EXTRACTED RECORDS ::
>> Begin

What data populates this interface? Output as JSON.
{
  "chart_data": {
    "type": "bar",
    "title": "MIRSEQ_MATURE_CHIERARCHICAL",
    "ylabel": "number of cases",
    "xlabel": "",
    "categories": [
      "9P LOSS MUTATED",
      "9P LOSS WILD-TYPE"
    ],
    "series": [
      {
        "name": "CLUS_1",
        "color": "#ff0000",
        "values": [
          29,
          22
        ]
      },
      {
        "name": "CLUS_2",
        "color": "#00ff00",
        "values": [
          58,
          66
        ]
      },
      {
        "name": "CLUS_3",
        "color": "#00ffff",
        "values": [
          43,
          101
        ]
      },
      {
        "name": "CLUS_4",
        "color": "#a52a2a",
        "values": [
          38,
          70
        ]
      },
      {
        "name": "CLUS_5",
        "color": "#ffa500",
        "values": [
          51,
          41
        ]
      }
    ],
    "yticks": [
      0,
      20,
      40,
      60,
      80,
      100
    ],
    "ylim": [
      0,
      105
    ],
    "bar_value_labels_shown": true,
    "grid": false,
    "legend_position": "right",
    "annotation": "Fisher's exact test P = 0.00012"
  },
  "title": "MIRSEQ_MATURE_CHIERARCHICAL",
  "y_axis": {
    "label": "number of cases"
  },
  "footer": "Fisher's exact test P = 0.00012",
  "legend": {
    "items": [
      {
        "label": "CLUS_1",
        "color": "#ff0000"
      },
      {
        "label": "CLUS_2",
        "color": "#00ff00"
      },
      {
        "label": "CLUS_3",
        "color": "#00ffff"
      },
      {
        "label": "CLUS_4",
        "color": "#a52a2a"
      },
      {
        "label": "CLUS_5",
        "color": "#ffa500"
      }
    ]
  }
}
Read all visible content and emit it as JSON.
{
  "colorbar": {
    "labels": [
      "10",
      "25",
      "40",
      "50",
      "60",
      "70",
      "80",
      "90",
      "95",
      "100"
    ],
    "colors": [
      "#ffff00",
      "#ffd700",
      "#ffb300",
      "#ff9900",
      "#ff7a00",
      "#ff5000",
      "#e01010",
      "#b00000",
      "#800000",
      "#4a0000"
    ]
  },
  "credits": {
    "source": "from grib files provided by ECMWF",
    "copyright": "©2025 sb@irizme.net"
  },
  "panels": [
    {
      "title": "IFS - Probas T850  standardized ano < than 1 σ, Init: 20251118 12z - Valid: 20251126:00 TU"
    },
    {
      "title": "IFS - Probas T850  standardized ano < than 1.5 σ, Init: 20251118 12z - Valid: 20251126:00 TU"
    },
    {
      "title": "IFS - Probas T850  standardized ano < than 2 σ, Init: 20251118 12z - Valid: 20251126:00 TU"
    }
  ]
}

>> End

INSTRUCTION ::
Find the line containing "Read all visible content and emit it as JSON.", then output it and every line after it to the end of the data, exactly.

EXERCISE SOLUTION ::
Read all visible content and emit it as JSON.
{
  "colorbar": {
    "labels": [
      "10",
      "25",
      "40",
      "50",
      "60",
      "70",
      "80",
      "90",
      "95",
      "100"
    ],
    "colors": [
      "#ffff00",
      "#ffd700",
      "#ffb300",
      "#ff9900",
      "#ff7a00",
      "#ff5000",
      "#e01010",
      "#b00000",
      "#800000",
      "#4a0000"
    ]
  },
  "credits": {
    "source": "from grib files provided by ECMWF",
    "copyright": "©2025 sb@irizme.net"
  },
  "panels": [
    {
      "title": "IFS - Probas T850  standardized ano < than 1 σ, Init: 20251118 12z - Valid: 20251126:00 TU"
    },
    {
      "title": "IFS - Probas T850  standardized ano < than 1.5 σ, Init: 20251118 12z - Valid: 20251126:00 TU"
    },
    {
      "title": "IFS - Probas T850  standardized ano < than 2 σ, Init: 20251118 12z - Valid: 20251126:00 TU"
    }
  ]
}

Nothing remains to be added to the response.